**YOUR GOAL:**
Report back each line of the records that contains the string "Electrical".

**RECORDS TO USE:**
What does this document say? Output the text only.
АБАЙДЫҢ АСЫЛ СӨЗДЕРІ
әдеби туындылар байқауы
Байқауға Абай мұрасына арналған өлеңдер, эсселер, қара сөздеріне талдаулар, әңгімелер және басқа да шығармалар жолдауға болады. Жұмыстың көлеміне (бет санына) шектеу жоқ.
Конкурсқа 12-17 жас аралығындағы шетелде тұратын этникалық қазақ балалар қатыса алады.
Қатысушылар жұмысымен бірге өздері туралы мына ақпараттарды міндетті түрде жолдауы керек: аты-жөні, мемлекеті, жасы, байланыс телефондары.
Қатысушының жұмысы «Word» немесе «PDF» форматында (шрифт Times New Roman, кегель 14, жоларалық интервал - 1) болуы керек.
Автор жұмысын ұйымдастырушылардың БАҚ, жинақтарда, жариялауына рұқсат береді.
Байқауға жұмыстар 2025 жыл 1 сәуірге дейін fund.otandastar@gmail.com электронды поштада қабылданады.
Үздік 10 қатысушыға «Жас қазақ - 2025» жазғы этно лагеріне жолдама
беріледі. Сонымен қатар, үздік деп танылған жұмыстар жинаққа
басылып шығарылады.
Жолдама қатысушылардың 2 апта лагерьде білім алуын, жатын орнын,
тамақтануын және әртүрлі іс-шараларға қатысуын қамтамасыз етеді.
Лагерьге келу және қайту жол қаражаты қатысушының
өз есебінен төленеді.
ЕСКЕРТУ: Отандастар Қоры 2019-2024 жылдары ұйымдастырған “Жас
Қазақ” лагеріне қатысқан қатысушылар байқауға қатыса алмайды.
==
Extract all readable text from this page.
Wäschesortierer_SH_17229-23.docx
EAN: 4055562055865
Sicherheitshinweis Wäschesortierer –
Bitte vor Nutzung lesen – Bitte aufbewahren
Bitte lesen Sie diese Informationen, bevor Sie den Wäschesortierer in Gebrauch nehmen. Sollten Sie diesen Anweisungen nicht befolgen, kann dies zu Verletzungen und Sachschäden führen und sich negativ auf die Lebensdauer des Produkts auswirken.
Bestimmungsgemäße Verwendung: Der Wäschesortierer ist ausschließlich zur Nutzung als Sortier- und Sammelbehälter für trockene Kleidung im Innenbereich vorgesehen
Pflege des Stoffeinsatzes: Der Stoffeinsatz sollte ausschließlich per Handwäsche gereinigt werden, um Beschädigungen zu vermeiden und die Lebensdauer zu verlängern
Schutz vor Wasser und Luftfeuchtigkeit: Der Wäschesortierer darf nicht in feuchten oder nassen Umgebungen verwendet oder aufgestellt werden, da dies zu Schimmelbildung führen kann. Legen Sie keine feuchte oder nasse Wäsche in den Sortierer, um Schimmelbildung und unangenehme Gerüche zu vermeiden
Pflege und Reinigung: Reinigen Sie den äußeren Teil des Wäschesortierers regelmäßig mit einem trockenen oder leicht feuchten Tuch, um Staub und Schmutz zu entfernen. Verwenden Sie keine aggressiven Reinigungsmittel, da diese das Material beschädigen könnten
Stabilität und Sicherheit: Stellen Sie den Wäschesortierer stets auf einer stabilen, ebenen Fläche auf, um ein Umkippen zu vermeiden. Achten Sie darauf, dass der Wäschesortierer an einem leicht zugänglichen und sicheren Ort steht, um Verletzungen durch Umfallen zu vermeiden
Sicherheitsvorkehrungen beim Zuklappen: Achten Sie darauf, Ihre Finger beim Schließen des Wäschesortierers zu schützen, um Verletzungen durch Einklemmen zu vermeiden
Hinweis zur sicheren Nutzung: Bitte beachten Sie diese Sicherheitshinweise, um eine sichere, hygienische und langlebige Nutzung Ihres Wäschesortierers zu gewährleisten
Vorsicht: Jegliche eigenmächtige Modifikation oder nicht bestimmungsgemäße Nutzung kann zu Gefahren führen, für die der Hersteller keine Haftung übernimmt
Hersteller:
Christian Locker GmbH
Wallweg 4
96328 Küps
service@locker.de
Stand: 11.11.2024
---
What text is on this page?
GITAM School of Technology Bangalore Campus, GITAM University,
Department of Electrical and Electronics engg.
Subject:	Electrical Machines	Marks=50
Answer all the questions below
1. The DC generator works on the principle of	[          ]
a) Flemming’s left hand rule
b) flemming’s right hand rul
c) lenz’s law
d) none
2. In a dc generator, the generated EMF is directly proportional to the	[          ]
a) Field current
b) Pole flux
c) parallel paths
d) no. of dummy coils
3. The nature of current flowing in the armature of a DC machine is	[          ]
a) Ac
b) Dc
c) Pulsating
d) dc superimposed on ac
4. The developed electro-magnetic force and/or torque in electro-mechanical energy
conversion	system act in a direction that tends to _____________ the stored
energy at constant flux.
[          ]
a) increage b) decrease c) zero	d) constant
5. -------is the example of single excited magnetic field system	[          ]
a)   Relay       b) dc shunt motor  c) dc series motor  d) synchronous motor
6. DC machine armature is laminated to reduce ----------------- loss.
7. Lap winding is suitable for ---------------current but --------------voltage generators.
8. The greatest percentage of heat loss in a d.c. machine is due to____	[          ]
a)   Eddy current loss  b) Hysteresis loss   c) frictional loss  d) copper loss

**WRITTEN ANSWER:**
Department of Electrical and Electronics engg.
Subject:	Electrical Machines	Marks=50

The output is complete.